Collected data entries:

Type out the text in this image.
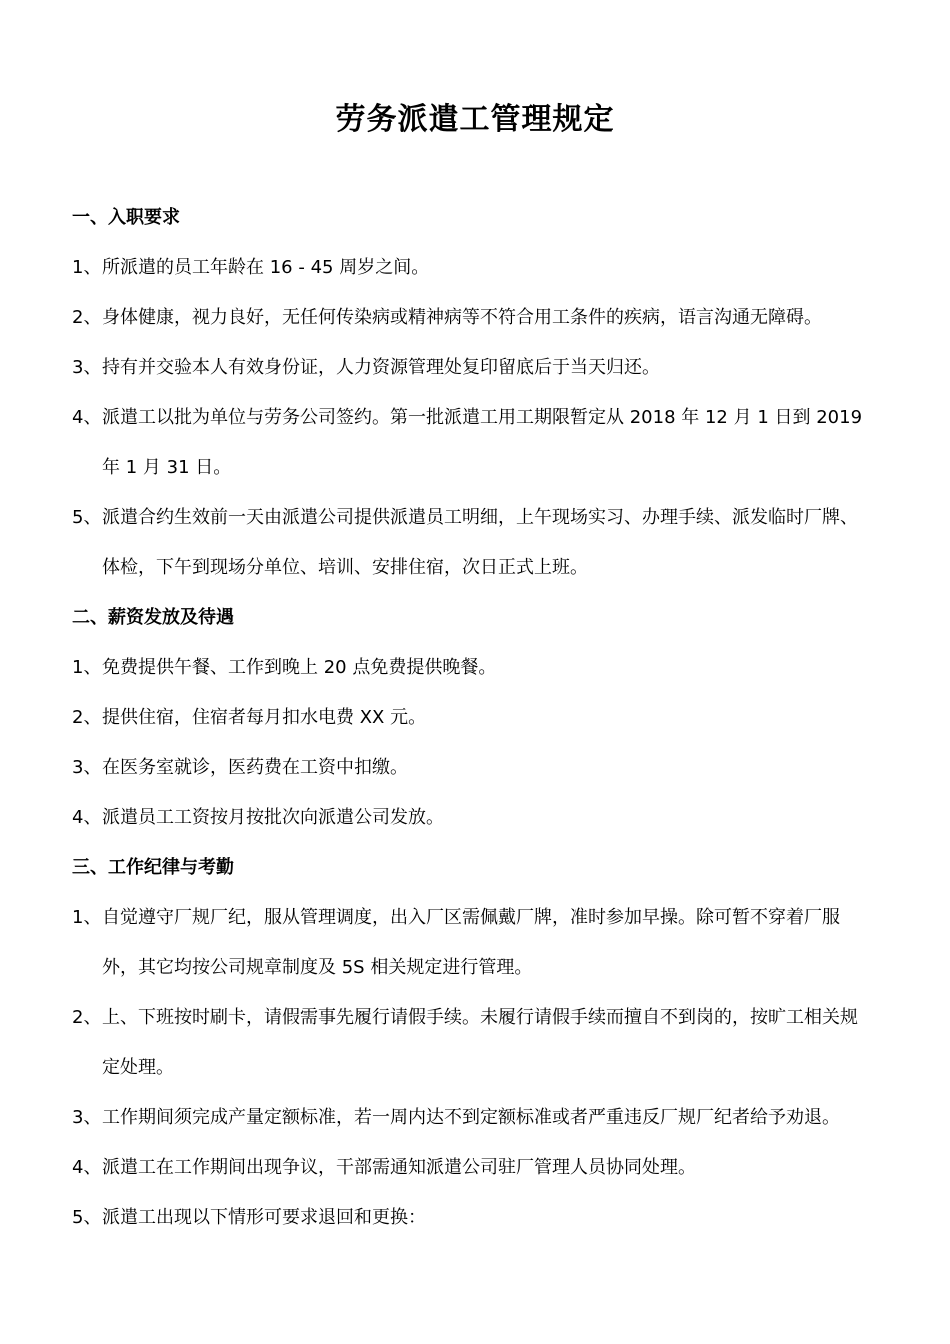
劳务派遣工管理规定
一、入职要求
1、所派遣的员工年龄在 16 - 45 周岁之间。
2、身体健康，视力良好，无任何传染病或精神病等不符合用工条件的疾病，语言沟通无障碍。
3、持有并交验本人有效身份证，人力资源管理处复印留底后于当天归还。
4、派遣工以批为单位与劳务公司签约。第一批派遣工用工期限暂定从 2018 年 12 月 1 日到 2019 年 1 月 31 日。
5、派遣合约生效前一天由派遣公司提供派遣员工明细，上午现场实习、办理手续、派发临时厂牌、体检，下午到现场分单位、培训、安排住宿，次日正式上班。
二、薪资发放及待遇
1、免费提供午餐、工作到晚上 20 点免费提供晚餐。
2、提供住宿，住宿者每月扣水电费 XX 元。
3、在医务室就诊，医药费在工资中扣缴。
4、派遣员工工资按月按批次向派遣公司发放。
三、工作纪律与考勤
1、自觉遵守厂规厂纪，服从管理调度，出入厂区需佩戴厂牌，准时参加早操。除可暂不穿着厂服外，其它均按公司规章制度及 5S 相关规定进行管理。
2、上、下班按时刷卡，请假需事先履行请假手续。未履行请假手续而擅自不到岗的，按旷工相关规定处理。
3、工作期间须完成产量定额标准，若一周内达不到定额标准或者严重违反厂规厂纪者给予劝退。
4、派遣工在工作期间出现争议，干部需通知派遣公司驻厂管理人员协同处理。
5、派遣工出现以下情形可要求退回和更换：
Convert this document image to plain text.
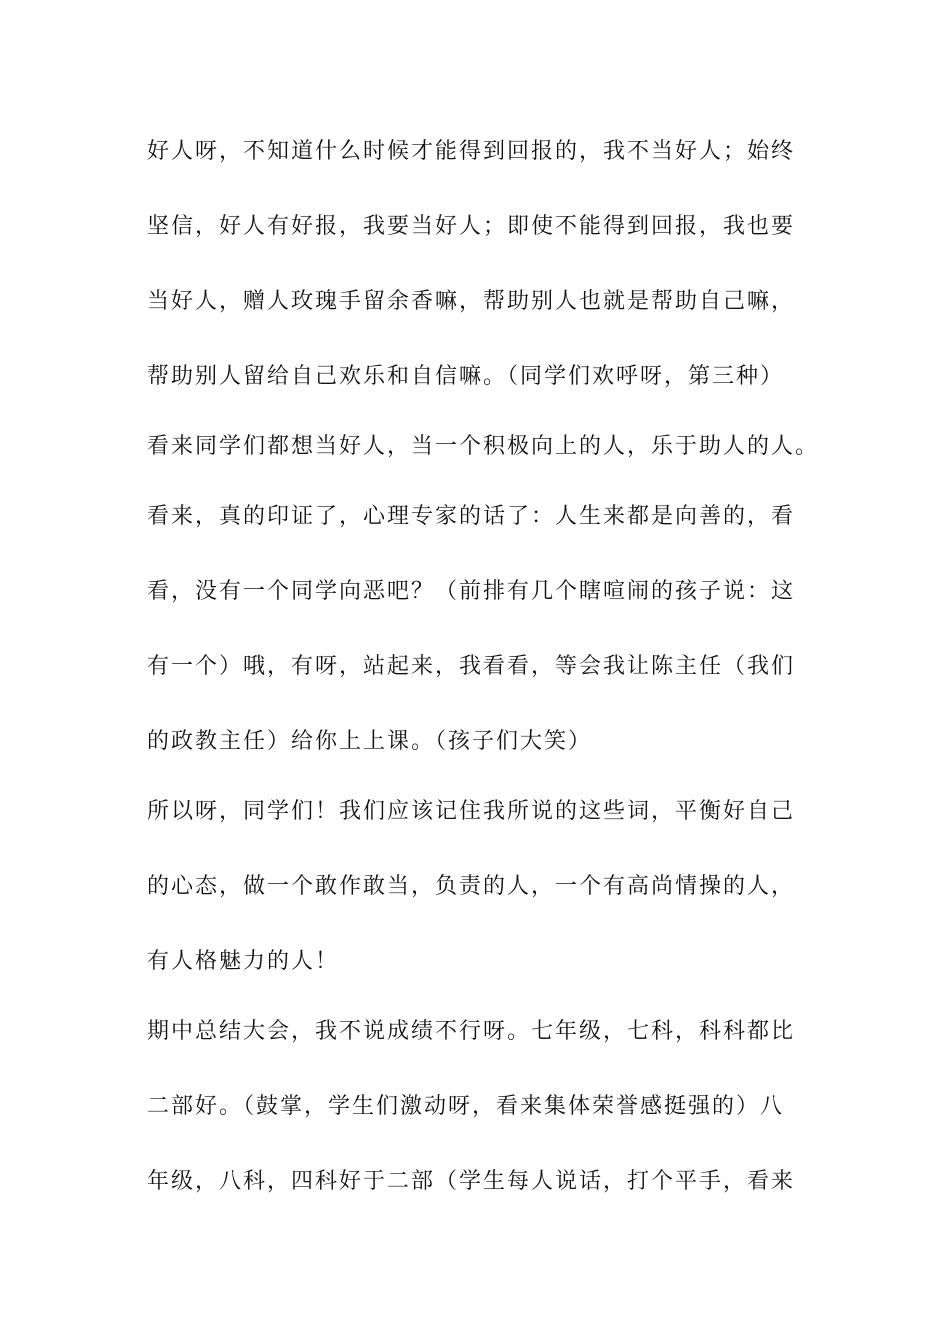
好人呀，不知道什么时候才能得到回报的，我不当好人；始终
坚信，好人有好报，我要当好人；即使不能得到回报，我也要
当好人，赠人玫瑰手留余香嘛，帮助别人也就是帮助自己嘛，
帮助别人留给自己欢乐和自信嘛。（同学们欢呼呀，第三种）
看来同学们都想当好人，当一个积极向上的人，乐于助人的人。
看来，真的印证了，心理专家的话了：人生来都是向善的，看
看，没有一个同学向恶吧？（前排有几个瞎喧闹的孩子说：这
有一个）哦，有呀，站起来，我看看，等会我让陈主任（我们
的政教主任）给你上上课。（孩子们大笑）
所以呀，同学们！我们应该记住我所说的这些词，平衡好自己
的心态，做一个敢作敢当，负责的人，一个有高尚情操的人，
有人格魅力的人！
期中总结大会，我不说成绩不行呀。七年级，七科，科科都比
二部好。（鼓掌，学生们激动呀，看来集体荣誉感挺强的）八
年级，八科，四科好于二部（学生每人说话，打个平手，看来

▶ WHAT YOU NEED TO DO
Copy the entries exactly. Leave out the images.

▶ REPLY
Type out the text in this image.
劳务派遣工管理规定
一、入职要求
1、所派遣的员工年龄在 16 - 45 周岁之间。
2、身体健康，视力良好，无任何传染病或精神病等不符合用工条件的疾病，语言沟通无障碍。
3、持有并交验本人有效身份证，人力资源管理处复印留底后于当天归还。
4、派遣工以批为单位与劳务公司签约。第一批派遣工用工期限暂定从 2018 年 12 月 1 日到 2019 年 1 月 31 日。
5、派遣合约生效前一天由派遣公司提供派遣员工明细，上午现场实习、办理手续、派发临时厂牌、体检，下午到现场分单位、培训、安排住宿，次日正式上班。
二、薪资发放及待遇
1、免费提供午餐、工作到晚上 20 点免费提供晚餐。
2、提供住宿，住宿者每月扣水电费 XX 元。
3、在医务室就诊，医药费在工资中扣缴。
4、派遣员工工资按月按批次向派遣公司发放。
三、工作纪律与考勤
1、自觉遵守厂规厂纪，服从管理调度，出入厂区需佩戴厂牌，准时参加早操。除可暂不穿着厂服外，其它均按公司规章制度及 5S 相关规定进行管理。
2、上、下班按时刷卡，请假需事先履行请假手续。未履行请假手续而擅自不到岗的，按旷工相关规定处理。
3、工作期间须完成产量定额标准，若一周内达不到定额标准或者严重违反厂规厂纪者给予劝退。
4、派遣工在工作期间出现争议，干部需通知派遣公司驻厂管理人员协同处理。
5、派遣工出现以下情形可要求退回和更换：
Convert this document image to plain text.
好人呀，不知道什么时候才能得到回报的，我不当好人；始终
坚信，好人有好报，我要当好人；即使不能得到回报，我也要
当好人，赠人玫瑰手留余香嘛，帮助别人也就是帮助自己嘛，
帮助别人留给自己欢乐和自信嘛。（同学们欢呼呀，第三种）
看来同学们都想当好人，当一个积极向上的人，乐于助人的人。
看来，真的印证了，心理专家的话了：人生来都是向善的，看
看，没有一个同学向恶吧？（前排有几个瞎喧闹的孩子说：这
有一个）哦，有呀，站起来，我看看，等会我让陈主任（我们
的政教主任）给你上上课。（孩子们大笑）
所以呀，同学们！我们应该记住我所说的这些词，平衡好自己
的心态，做一个敢作敢当，负责的人，一个有高尚情操的人，
有人格魅力的人！
期中总结大会，我不说成绩不行呀。七年级，七科，科科都比
二部好。（鼓掌，学生们激动呀，看来集体荣誉感挺强的）八
年级，八科，四科好于二部（学生每人说话，打个平手，看来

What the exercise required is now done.